▸ **What is being asked**
List all lines of the data containing the word "this".

▸ **Data to process**
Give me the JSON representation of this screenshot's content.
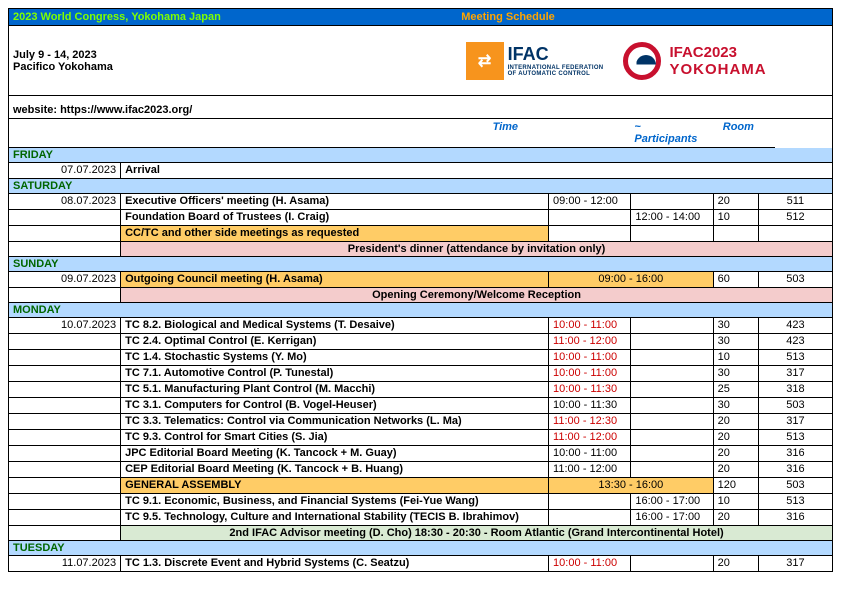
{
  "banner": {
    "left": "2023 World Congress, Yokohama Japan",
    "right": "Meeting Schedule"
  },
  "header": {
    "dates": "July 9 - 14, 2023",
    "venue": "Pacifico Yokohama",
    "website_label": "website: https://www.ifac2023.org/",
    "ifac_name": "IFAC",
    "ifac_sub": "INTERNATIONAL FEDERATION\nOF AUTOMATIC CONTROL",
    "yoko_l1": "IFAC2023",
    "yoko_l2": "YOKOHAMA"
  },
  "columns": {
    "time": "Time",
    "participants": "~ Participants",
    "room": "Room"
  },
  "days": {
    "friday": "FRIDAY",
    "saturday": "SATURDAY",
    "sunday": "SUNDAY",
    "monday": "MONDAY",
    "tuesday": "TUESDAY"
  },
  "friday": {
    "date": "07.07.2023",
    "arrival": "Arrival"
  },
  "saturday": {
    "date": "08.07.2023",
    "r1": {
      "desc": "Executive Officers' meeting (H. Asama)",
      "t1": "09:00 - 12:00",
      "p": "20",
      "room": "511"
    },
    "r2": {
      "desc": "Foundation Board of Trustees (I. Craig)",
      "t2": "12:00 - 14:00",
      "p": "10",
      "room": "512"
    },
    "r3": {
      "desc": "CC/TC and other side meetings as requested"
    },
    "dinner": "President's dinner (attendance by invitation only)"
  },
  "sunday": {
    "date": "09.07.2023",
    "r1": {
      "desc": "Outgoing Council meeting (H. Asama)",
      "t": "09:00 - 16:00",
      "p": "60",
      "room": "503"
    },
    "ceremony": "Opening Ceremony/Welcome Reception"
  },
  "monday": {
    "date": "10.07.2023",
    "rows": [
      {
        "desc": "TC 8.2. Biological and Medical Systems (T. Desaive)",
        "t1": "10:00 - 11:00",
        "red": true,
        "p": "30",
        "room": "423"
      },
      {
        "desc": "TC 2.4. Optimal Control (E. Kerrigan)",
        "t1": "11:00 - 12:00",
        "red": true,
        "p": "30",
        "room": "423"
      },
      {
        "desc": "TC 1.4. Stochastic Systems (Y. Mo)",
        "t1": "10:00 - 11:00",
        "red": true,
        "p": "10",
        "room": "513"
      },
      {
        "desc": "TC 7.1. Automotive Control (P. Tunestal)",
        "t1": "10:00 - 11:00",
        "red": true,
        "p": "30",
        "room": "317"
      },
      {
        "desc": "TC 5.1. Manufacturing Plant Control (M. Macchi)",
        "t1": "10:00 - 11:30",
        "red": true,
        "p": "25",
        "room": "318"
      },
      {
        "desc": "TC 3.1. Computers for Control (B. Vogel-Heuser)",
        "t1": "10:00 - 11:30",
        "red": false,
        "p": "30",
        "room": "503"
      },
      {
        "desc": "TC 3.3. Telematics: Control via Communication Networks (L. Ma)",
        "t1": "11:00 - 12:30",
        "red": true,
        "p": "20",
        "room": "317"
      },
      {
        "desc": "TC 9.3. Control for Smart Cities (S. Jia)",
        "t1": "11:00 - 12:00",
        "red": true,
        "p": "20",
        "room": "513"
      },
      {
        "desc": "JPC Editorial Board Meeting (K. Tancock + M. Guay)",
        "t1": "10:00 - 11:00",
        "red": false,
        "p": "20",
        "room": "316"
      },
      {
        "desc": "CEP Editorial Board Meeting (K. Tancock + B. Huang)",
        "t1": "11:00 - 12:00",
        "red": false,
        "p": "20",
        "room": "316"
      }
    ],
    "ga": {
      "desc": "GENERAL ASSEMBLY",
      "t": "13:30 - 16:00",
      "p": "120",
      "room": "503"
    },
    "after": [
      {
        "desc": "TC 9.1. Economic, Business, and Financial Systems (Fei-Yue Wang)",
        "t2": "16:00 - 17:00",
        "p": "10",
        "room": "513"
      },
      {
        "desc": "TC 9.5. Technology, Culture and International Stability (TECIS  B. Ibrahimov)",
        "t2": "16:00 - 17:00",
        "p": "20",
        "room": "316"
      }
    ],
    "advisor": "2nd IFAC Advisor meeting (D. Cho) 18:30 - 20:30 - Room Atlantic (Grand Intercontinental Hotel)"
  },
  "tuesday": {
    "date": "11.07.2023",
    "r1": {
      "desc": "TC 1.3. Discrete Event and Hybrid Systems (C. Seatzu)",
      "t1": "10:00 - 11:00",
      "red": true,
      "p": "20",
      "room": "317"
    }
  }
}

* * *

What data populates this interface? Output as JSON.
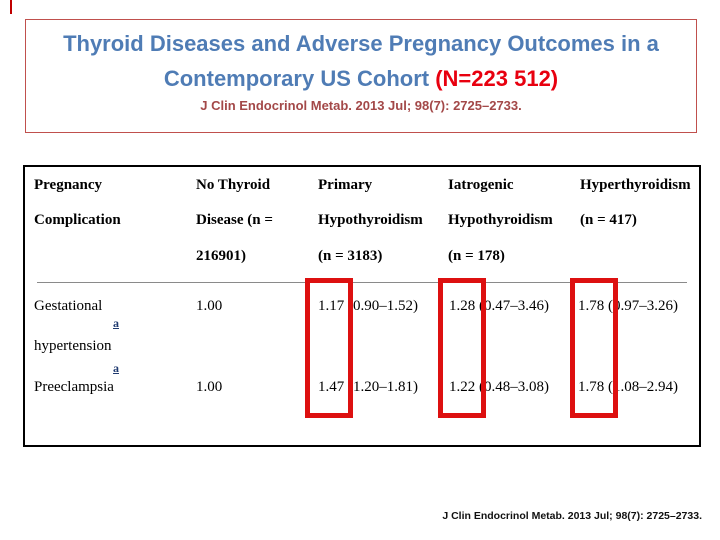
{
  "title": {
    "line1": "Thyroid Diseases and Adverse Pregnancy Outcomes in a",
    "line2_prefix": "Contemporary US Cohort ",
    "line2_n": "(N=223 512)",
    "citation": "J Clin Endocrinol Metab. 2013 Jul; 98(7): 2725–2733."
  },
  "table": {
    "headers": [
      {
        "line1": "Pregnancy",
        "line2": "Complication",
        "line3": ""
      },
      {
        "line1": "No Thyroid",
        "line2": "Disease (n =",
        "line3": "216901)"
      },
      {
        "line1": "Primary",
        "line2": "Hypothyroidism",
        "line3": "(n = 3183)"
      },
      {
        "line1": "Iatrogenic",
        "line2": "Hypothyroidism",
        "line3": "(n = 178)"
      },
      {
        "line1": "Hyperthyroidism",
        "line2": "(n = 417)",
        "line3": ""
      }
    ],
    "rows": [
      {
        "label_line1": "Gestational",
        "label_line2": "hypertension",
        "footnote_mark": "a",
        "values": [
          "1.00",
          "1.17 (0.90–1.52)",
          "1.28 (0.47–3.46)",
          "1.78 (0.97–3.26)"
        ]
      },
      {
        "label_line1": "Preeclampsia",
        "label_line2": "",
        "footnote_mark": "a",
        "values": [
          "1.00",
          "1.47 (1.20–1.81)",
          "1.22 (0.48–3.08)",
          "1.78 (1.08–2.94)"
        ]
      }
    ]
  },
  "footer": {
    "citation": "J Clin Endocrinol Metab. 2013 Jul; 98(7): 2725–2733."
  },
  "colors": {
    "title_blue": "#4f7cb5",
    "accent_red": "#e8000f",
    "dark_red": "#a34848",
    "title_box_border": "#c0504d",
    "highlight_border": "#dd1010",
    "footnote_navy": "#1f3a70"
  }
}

▸ **Correct response**
Give me the JSON representation of this screenshot's content.
What data populates this interface? Output as JSON.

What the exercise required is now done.